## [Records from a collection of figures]
■ ■ ■

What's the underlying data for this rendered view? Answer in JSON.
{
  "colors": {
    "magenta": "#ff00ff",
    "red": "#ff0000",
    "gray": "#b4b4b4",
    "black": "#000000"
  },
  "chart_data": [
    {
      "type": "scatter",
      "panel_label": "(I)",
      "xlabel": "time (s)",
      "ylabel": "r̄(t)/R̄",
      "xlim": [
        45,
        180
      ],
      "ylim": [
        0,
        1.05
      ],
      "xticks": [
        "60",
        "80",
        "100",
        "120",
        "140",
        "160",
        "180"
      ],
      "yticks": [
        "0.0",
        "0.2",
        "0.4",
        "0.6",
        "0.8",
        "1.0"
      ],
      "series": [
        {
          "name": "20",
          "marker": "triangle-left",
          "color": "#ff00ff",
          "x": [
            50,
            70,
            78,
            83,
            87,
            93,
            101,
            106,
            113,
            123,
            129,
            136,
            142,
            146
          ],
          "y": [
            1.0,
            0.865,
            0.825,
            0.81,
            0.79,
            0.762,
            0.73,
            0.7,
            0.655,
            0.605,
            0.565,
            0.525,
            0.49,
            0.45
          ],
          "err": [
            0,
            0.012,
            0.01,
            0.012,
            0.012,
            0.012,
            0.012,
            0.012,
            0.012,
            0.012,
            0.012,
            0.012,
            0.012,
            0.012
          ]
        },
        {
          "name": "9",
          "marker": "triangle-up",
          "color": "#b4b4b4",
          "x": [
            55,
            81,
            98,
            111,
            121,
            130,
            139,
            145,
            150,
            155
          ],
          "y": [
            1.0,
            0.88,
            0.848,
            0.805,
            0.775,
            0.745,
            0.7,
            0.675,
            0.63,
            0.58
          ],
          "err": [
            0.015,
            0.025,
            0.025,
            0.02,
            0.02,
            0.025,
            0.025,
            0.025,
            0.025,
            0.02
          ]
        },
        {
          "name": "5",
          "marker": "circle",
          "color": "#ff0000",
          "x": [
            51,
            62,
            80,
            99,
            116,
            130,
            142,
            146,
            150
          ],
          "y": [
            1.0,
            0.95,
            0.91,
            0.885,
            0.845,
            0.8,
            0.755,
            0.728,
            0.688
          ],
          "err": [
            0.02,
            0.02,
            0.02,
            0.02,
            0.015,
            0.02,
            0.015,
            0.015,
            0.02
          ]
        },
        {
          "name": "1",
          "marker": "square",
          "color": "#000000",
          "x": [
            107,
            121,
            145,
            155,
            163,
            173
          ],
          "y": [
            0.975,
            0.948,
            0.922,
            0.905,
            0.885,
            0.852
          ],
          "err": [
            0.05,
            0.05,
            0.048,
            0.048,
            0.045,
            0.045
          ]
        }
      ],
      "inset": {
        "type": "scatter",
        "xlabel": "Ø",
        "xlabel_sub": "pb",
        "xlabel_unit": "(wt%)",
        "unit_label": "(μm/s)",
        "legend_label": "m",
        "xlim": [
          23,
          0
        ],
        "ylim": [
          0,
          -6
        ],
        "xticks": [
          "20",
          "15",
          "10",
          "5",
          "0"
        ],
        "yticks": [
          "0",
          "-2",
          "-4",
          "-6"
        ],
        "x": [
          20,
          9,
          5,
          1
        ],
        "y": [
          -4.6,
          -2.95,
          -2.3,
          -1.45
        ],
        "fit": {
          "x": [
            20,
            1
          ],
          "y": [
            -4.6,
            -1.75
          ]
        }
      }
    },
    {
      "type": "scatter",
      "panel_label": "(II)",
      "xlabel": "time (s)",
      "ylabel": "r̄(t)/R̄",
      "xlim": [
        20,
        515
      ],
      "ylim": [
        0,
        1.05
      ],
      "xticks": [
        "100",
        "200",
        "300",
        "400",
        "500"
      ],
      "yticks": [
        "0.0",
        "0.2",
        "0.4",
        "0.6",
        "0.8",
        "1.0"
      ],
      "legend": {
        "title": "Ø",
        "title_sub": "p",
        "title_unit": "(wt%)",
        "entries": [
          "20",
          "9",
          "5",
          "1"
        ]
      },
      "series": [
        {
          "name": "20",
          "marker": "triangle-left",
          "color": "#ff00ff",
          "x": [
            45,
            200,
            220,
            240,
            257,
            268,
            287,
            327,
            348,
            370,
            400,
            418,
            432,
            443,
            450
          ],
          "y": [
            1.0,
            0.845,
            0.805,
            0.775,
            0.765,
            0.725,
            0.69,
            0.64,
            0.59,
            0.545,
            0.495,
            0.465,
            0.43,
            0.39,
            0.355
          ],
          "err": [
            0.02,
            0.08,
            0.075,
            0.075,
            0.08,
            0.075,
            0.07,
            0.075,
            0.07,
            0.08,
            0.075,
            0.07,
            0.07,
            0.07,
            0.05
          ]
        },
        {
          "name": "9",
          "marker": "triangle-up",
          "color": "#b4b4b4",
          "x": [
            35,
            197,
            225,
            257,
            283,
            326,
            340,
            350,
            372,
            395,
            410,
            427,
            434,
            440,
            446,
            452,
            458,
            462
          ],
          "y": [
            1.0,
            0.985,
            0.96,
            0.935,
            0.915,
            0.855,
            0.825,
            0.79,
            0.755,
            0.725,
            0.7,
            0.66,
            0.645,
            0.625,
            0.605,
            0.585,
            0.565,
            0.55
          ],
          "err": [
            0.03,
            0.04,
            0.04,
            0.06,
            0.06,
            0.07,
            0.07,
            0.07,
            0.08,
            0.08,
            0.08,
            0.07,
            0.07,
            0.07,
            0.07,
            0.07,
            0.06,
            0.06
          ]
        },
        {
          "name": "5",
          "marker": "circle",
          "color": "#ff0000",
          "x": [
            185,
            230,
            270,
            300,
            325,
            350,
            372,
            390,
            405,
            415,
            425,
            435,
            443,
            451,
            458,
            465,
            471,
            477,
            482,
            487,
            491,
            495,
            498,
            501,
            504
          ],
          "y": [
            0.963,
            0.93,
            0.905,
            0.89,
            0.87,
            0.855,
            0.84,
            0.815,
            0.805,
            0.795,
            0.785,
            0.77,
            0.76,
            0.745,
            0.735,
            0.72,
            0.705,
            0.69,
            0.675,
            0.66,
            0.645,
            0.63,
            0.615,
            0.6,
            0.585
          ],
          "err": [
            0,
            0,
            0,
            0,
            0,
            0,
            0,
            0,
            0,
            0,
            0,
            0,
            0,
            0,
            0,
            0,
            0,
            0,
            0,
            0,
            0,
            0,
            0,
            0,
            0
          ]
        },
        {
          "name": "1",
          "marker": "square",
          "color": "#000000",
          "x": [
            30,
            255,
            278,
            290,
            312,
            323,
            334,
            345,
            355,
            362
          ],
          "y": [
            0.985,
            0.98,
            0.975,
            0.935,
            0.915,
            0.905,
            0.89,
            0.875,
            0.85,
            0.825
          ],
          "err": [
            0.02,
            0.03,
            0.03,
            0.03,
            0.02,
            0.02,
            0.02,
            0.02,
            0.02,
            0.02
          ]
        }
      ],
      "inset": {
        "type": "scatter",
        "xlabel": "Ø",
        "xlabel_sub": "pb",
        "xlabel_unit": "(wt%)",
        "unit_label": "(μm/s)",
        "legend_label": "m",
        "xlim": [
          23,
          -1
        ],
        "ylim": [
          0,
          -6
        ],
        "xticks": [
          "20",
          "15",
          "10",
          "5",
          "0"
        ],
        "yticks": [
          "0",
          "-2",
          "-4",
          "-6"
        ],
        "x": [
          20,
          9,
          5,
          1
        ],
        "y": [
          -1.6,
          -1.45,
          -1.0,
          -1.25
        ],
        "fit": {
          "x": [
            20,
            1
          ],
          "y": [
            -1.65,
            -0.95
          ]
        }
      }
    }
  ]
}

■ ■ ■

## [Task directions]
Retype every entry above, word for word.

## [Exercise output]
What's the underlying data for this rendered view? Answer in JSON.
{
  "colors": {
    "magenta": "#ff00ff",
    "red": "#ff0000",
    "gray": "#b4b4b4",
    "black": "#000000"
  },
  "chart_data": [
    {
      "type": "scatter",
      "panel_label": "(I)",
      "xlabel": "time (s)",
      "ylabel": "r̄(t)/R̄",
      "xlim": [
        45,
        180
      ],
      "ylim": [
        0,
        1.05
      ],
      "xticks": [
        "60",
        "80",
        "100",
        "120",
        "140",
        "160",
        "180"
      ],
      "yticks": [
        "0.0",
        "0.2",
        "0.4",
        "0.6",
        "0.8",
        "1.0"
      ],
      "series": [
        {
          "name": "20",
          "marker": "triangle-left",
          "color": "#ff00ff",
          "x": [
            50,
            70,
            78,
            83,
            87,
            93,
            101,
            106,
            113,
            123,
            129,
            136,
            142,
            146
          ],
          "y": [
            1.0,
            0.865,
            0.825,
            0.81,
            0.79,
            0.762,
            0.73,
            0.7,
            0.655,
            0.605,
            0.565,
            0.525,
            0.49,
            0.45
          ],
          "err": [
            0,
            0.012,
            0.01,
            0.012,
            0.012,
            0.012,
            0.012,
            0.012,
            0.012,
            0.012,
            0.012,
            0.012,
            0.012,
            0.012
          ]
        },
        {
          "name": "9",
          "marker": "triangle-up",
          "color": "#b4b4b4",
          "x": [
            55,
            81,
            98,
            111,
            121,
            130,
            139,
            145,
            150,
            155
          ],
          "y": [
            1.0,
            0.88,
            0.848,
            0.805,
            0.775,
            0.745,
            0.7,
            0.675,
            0.63,
            0.58
          ],
          "err": [
            0.015,
            0.025,
            0.025,
            0.02,
            0.02,
            0.025,
            0.025,
            0.025,
            0.025,
            0.02
          ]
        },
        {
          "name": "5",
          "marker": "circle",
          "color": "#ff0000",
          "x": [
            51,
            62,
            80,
            99,
            116,
            130,
            142,
            146,
            150
          ],
          "y": [
            1.0,
            0.95,
            0.91,
            0.885,
            0.845,
            0.8,
            0.755,
            0.728,
            0.688
          ],
          "err": [
            0.02,
            0.02,
            0.02,
            0.02,
            0.015,
            0.02,
            0.015,
            0.015,
            0.02
          ]
        },
        {
          "name": "1",
          "marker": "square",
          "color": "#000000",
          "x": [
            107,
            121,
            145,
            155,
            163,
            173
          ],
          "y": [
            0.975,
            0.948,
            0.922,
            0.905,
            0.885,
            0.852
          ],
          "err": [
            0.05,
            0.05,
            0.048,
            0.048,
            0.045,
            0.045
          ]
        }
      ],
      "inset": {
        "type": "scatter",
        "xlabel": "Ø",
        "xlabel_sub": "pb",
        "xlabel_unit": "(wt%)",
        "unit_label": "(μm/s)",
        "legend_label": "m",
        "xlim": [
          23,
          0
        ],
        "ylim": [
          0,
          -6
        ],
        "xticks": [
          "20",
          "15",
          "10",
          "5",
          "0"
        ],
        "yticks": [
          "0",
          "-2",
          "-4",
          "-6"
        ],
        "x": [
          20,
          9,
          5,
          1
        ],
        "y": [
          -4.6,
          -2.95,
          -2.3,
          -1.45
        ],
        "fit": {
          "x": [
            20,
            1
          ],
          "y": [
            -4.6,
            -1.75
          ]
        }
      }
    },
    {
      "type": "scatter",
      "panel_label": "(II)",
      "xlabel": "time (s)",
      "ylabel": "r̄(t)/R̄",
      "xlim": [
        20,
        515
      ],
      "ylim": [
        0,
        1.05
      ],
      "xticks": [
        "100",
        "200",
        "300",
        "400",
        "500"
      ],
      "yticks": [
        "0.0",
        "0.2",
        "0.4",
        "0.6",
        "0.8",
        "1.0"
      ],
      "legend": {
        "title": "Ø",
        "title_sub": "p",
        "title_unit": "(wt%)",
        "entries": [
          "20",
          "9",
          "5",
          "1"
        ]
      },
      "series": [
        {
          "name": "20",
          "marker": "triangle-left",
          "color": "#ff00ff",
          "x": [
            45,
            200,
            220,
            240,
            257,
            268,
            287,
            327,
            348,
            370,
            400,
            418,
            432,
            443,
            450
          ],
          "y": [
            1.0,
            0.845,
            0.805,
            0.775,
            0.765,
            0.725,
            0.69,
            0.64,
            0.59,
            0.545,
            0.495,
            0.465,
            0.43,
            0.39,
            0.355
          ],
          "err": [
            0.02,
            0.08,
            0.075,
            0.075,
            0.08,
            0.075,
            0.07,
            0.075,
            0.07,
            0.08,
            0.075,
            0.07,
            0.07,
            0.07,
            0.05
          ]
        },
        {
          "name": "9",
          "marker": "triangle-up",
          "color": "#b4b4b4",
          "x": [
            35,
            197,
            225,
            257,
            283,
            326,
            340,
            350,
            372,
            395,
            410,
            427,
            434,
            440,
            446,
            452,
            458,
            462
          ],
          "y": [
            1.0,
            0.985,
            0.96,
            0.935,
            0.915,
            0.855,
            0.825,
            0.79,
            0.755,
            0.725,
            0.7,
            0.66,
            0.645,
            0.625,
            0.605,
            0.585,
            0.565,
            0.55
          ],
          "err": [
            0.03,
            0.04,
            0.04,
            0.06,
            0.06,
            0.07,
            0.07,
            0.07,
            0.08,
            0.08,
            0.08,
            0.07,
            0.07,
            0.07,
            0.07,
            0.07,
            0.06,
            0.06
          ]
        },
        {
          "name": "5",
          "marker": "circle",
          "color": "#ff0000",
          "x": [
            185,
            230,
            270,
            300,
            325,
            350,
            372,
            390,
            405,
            415,
            425,
            435,
            443,
            451,
            458,
            465,
            471,
            477,
            482,
            487,
            491,
            495,
            498,
            501,
            504
          ],
          "y": [
            0.963,
            0.93,
            0.905,
            0.89,
            0.87,
            0.855,
            0.84,
            0.815,
            0.805,
            0.795,
            0.785,
            0.77,
            0.76,
            0.745,
            0.735,
            0.72,
            0.705,
            0.69,
            0.675,
            0.66,
            0.645,
            0.63,
            0.615,
            0.6,
            0.585
          ],
          "err": [
            0,
            0,
            0,
            0,
            0,
            0,
            0,
            0,
            0,
            0,
            0,
            0,
            0,
            0,
            0,
            0,
            0,
            0,
            0,
            0,
            0,
            0,
            0,
            0,
            0
          ]
        },
        {
          "name": "1",
          "marker": "square",
          "color": "#000000",
          "x": [
            30,
            255,
            278,
            290,
            312,
            323,
            334,
            345,
            355,
            362
          ],
          "y": [
            0.985,
            0.98,
            0.975,
            0.935,
            0.915,
            0.905,
            0.89,
            0.875,
            0.85,
            0.825
          ],
          "err": [
            0.02,
            0.03,
            0.03,
            0.03,
            0.02,
            0.02,
            0.02,
            0.02,
            0.02,
            0.02
          ]
        }
      ],
      "inset": {
        "type": "scatter",
        "xlabel": "Ø",
        "xlabel_sub": "pb",
        "xlabel_unit": "(wt%)",
        "unit_label": "(μm/s)",
        "legend_label": "m",
        "xlim": [
          23,
          -1
        ],
        "ylim": [
          0,
          -6
        ],
        "xticks": [
          "20",
          "15",
          "10",
          "5",
          "0"
        ],
        "yticks": [
          "0",
          "-2",
          "-4",
          "-6"
        ],
        "x": [
          20,
          9,
          5,
          1
        ],
        "y": [
          -1.6,
          -1.45,
          -1.0,
          -1.25
        ],
        "fit": {
          "x": [
            20,
            1
          ],
          "y": [
            -1.65,
            -0.95
          ]
        }
      }
    }
  ]
}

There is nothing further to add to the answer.